Look through the listing for the word "объекта". Copy each line that has it.
>>
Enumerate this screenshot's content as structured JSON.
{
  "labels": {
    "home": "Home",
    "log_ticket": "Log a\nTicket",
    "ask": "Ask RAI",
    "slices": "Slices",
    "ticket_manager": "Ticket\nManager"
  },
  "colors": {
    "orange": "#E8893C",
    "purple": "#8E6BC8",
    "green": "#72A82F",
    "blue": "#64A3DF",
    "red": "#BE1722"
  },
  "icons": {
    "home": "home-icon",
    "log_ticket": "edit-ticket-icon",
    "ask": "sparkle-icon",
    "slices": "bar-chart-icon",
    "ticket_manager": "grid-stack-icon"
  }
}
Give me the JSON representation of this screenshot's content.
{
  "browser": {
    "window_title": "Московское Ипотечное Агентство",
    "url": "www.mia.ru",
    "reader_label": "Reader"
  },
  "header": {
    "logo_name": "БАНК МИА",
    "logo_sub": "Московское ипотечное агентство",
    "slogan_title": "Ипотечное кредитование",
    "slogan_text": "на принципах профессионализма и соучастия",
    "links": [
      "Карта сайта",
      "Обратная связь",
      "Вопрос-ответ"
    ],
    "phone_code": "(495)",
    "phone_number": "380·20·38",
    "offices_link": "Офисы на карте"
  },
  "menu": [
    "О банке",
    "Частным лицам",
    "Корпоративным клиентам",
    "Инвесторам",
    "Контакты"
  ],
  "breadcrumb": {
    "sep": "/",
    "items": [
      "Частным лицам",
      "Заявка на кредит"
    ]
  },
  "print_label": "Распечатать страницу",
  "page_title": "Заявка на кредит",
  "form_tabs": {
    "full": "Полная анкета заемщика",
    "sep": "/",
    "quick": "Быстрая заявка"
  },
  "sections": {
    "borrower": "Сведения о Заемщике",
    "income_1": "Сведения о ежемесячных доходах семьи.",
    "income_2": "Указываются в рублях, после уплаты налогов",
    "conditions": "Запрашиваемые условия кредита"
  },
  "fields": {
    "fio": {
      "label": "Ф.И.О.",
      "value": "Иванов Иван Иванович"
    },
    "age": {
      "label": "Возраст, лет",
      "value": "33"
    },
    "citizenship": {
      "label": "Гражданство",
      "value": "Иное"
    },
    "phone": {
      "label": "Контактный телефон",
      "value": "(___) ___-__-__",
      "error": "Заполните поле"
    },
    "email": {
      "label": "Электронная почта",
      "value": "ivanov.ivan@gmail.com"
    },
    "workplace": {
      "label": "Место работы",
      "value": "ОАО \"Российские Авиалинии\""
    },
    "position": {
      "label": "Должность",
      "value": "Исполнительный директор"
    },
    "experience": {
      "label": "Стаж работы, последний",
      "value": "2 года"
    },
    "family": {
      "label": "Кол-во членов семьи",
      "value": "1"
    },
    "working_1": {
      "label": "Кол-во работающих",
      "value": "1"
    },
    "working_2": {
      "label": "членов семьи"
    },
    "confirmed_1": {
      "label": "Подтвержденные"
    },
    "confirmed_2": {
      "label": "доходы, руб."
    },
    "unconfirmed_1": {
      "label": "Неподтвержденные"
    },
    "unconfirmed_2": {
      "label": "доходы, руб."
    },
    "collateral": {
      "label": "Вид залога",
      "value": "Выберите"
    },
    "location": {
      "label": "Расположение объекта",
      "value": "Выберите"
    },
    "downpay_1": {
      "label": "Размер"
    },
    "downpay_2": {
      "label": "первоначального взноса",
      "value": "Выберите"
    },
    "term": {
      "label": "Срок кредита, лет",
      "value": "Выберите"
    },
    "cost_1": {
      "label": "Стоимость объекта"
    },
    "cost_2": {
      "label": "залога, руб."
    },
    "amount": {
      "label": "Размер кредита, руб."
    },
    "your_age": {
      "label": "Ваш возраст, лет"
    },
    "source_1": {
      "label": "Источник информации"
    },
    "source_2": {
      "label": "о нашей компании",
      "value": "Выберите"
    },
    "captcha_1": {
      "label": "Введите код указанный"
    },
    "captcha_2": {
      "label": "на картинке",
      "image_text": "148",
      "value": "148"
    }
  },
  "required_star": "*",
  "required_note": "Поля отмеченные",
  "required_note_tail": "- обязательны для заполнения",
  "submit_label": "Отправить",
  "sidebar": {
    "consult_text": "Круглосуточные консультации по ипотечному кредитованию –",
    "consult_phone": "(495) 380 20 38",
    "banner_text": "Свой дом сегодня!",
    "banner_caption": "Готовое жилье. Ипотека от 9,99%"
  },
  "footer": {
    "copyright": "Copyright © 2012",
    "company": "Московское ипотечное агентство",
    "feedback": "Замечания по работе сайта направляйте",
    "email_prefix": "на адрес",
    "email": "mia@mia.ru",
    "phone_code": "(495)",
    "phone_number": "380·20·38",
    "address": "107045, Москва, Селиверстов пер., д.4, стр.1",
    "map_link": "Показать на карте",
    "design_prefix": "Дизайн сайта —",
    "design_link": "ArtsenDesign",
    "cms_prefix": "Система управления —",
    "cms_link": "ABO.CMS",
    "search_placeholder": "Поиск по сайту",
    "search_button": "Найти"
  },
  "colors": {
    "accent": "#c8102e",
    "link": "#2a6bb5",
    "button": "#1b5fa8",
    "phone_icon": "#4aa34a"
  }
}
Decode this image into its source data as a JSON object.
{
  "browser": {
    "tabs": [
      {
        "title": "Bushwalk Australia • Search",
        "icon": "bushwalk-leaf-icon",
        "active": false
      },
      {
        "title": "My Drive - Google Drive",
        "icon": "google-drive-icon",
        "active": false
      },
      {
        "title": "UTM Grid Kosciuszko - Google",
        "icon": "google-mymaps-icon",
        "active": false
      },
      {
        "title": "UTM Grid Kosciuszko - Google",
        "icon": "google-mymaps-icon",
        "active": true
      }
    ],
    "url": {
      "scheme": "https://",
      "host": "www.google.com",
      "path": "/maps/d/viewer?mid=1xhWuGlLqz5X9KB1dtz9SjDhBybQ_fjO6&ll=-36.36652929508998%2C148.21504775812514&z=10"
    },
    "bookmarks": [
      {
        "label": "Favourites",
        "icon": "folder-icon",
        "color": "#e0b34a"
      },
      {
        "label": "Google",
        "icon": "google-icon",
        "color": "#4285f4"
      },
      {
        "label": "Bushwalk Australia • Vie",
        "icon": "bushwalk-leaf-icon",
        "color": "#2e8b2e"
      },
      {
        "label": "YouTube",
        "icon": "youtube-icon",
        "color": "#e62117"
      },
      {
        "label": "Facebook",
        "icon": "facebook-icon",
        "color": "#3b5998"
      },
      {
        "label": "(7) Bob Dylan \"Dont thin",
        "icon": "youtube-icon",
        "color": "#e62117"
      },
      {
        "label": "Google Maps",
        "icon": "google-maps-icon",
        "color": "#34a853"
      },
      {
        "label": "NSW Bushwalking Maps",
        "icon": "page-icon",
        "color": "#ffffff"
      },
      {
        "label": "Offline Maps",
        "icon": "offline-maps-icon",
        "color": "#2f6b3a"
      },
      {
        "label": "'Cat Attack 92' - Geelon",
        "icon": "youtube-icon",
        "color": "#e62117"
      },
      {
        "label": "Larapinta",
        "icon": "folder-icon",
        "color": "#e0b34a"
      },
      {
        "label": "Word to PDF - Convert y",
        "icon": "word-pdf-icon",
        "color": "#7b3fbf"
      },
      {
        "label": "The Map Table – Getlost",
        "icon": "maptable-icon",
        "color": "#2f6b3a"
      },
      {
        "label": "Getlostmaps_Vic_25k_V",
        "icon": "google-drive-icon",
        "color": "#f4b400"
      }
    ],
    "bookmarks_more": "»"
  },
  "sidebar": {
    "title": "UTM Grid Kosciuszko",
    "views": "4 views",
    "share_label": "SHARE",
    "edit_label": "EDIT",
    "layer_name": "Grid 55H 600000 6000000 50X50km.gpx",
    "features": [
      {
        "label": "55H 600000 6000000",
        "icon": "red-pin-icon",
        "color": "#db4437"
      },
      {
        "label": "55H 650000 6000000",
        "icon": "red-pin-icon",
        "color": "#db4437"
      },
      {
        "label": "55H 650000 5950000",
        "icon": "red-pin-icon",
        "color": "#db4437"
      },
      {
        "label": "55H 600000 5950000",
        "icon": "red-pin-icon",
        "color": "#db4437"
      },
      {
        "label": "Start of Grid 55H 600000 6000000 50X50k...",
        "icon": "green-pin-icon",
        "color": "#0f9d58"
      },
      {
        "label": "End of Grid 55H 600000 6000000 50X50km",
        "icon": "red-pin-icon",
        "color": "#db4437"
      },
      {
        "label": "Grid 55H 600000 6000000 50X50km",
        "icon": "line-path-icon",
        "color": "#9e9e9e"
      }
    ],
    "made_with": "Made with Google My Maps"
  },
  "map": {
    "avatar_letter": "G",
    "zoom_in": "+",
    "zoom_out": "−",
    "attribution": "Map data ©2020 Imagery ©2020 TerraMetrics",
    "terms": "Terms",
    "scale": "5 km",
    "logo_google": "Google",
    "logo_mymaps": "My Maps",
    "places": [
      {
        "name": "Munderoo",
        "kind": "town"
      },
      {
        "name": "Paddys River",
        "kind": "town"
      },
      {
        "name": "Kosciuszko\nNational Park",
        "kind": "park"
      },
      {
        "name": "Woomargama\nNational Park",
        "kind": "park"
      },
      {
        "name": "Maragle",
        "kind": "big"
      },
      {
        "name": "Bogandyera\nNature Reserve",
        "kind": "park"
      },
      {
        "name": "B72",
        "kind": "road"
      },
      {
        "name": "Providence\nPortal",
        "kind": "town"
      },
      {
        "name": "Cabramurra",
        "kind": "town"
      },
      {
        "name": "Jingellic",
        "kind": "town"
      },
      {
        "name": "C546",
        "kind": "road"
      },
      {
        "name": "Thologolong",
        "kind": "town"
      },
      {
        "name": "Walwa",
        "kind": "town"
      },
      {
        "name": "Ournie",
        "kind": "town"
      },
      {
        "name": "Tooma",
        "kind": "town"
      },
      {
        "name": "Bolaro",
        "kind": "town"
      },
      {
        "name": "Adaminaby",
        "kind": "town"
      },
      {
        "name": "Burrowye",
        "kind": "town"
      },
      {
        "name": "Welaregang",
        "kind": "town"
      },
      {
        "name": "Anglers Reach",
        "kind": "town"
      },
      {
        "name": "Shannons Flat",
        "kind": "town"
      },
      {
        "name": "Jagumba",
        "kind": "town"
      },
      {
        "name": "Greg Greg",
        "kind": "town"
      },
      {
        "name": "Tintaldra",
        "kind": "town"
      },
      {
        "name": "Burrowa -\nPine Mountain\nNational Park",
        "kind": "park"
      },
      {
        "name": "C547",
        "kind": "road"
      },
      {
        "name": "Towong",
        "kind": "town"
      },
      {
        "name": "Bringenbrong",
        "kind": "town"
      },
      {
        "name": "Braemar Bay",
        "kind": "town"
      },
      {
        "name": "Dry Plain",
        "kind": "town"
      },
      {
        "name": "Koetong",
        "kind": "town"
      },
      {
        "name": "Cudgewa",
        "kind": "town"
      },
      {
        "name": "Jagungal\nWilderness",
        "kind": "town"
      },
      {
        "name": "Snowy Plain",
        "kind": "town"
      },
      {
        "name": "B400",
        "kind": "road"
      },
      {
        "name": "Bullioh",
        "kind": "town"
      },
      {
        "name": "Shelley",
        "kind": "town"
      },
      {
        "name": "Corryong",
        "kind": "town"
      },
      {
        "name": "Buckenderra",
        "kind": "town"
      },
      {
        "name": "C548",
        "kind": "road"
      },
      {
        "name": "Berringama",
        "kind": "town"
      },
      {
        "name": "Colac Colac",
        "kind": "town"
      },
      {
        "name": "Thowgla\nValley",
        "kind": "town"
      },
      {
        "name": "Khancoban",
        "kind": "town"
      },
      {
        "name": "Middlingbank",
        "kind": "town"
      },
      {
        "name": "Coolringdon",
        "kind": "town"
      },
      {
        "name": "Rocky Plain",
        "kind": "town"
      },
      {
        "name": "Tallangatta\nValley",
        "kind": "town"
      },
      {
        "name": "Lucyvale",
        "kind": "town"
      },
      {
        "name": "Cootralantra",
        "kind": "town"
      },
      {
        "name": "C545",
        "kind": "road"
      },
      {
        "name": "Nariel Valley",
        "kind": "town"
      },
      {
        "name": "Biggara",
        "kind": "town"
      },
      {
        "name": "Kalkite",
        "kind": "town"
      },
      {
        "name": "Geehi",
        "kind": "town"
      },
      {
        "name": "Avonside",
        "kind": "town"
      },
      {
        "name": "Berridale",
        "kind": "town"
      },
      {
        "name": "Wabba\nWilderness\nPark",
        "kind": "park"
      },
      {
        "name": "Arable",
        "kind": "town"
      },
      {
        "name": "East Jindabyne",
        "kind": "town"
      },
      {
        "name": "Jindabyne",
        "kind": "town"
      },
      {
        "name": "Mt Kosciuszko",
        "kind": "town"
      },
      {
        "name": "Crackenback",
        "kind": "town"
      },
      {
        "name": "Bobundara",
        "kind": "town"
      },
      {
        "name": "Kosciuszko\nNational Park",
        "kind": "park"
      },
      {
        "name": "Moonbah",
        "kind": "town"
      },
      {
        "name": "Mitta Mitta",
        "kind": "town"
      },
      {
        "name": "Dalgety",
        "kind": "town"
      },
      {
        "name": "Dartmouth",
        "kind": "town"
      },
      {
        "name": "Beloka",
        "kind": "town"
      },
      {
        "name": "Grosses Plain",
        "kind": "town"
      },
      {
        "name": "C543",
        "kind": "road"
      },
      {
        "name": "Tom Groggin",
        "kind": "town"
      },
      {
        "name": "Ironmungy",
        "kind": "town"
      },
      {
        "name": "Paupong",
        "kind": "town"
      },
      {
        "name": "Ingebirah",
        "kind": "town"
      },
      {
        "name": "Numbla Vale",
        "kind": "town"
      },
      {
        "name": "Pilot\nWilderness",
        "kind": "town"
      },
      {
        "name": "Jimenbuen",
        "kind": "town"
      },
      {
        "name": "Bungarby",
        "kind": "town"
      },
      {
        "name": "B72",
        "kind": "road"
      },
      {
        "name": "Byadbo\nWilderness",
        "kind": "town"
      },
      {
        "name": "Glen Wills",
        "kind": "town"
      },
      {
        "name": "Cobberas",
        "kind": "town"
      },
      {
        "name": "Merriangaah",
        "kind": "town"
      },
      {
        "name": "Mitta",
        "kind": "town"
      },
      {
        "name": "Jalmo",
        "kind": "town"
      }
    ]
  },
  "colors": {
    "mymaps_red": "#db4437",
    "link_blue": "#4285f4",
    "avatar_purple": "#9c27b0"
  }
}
<<
__Answer__:
      "label": "Расположение объекта",
      "label": "Стоимость объекта"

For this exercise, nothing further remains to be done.